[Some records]
———
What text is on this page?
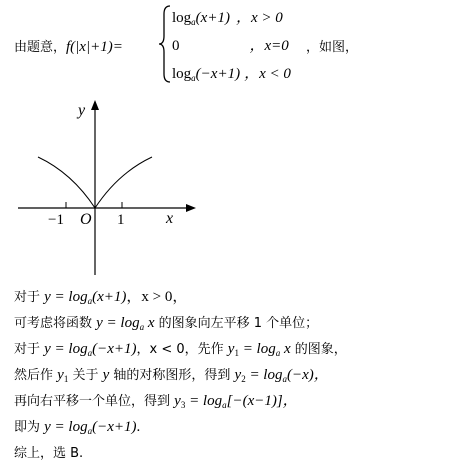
由题意，f(|x|+1)=
$\log_a(x+1)$ ，x > 0
0	，x=0
$\log_a(-x+1)$ ，x < 0
，如图，
y
x
O
−1	1
对于 $y = \log_a(x+1)$，x > 0，
可考虑将函数 $y = \log_a x$ 的图象向左平移 1 个单位；
对于 $y = \log_a(-x+1)$，x < 0，先作 $y_1 = \log_a x$ 的图象，
然后作 $y_1$ 关于 y 轴的对称图形，得到 $y_2 = \log_a(-x)$，
再向右平移一个单位，得到 $y_3 = \log_a[-(x-1)]$，
即为 $y = \log_a(-x+1)$.
综上，选 B.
———
> [Goal]
Images should not appear in the copy; retype the listing above exactly.

> [Written answer]
What text is on this page?
由题意，f(|x|+1)=
$\log_a(x+1)$ ，x > 0
0	，x=0
$\log_a(-x+1)$ ，x < 0
，如图，
y
x
O
−1	1
对于 $y = \log_a(x+1)$，x > 0，
可考虑将函数 $y = \log_a x$ 的图象向左平移 1 个单位；
对于 $y = \log_a(-x+1)$，x < 0，先作 $y_1 = \log_a x$ 的图象，
然后作 $y_1$ 关于 y 轴的对称图形，得到 $y_2 = \log_a(-x)$，
再向右平移一个单位，得到 $y_3 = \log_a[-(x-1)]$，
即为 $y = \log_a(-x+1)$.
综上，选 B.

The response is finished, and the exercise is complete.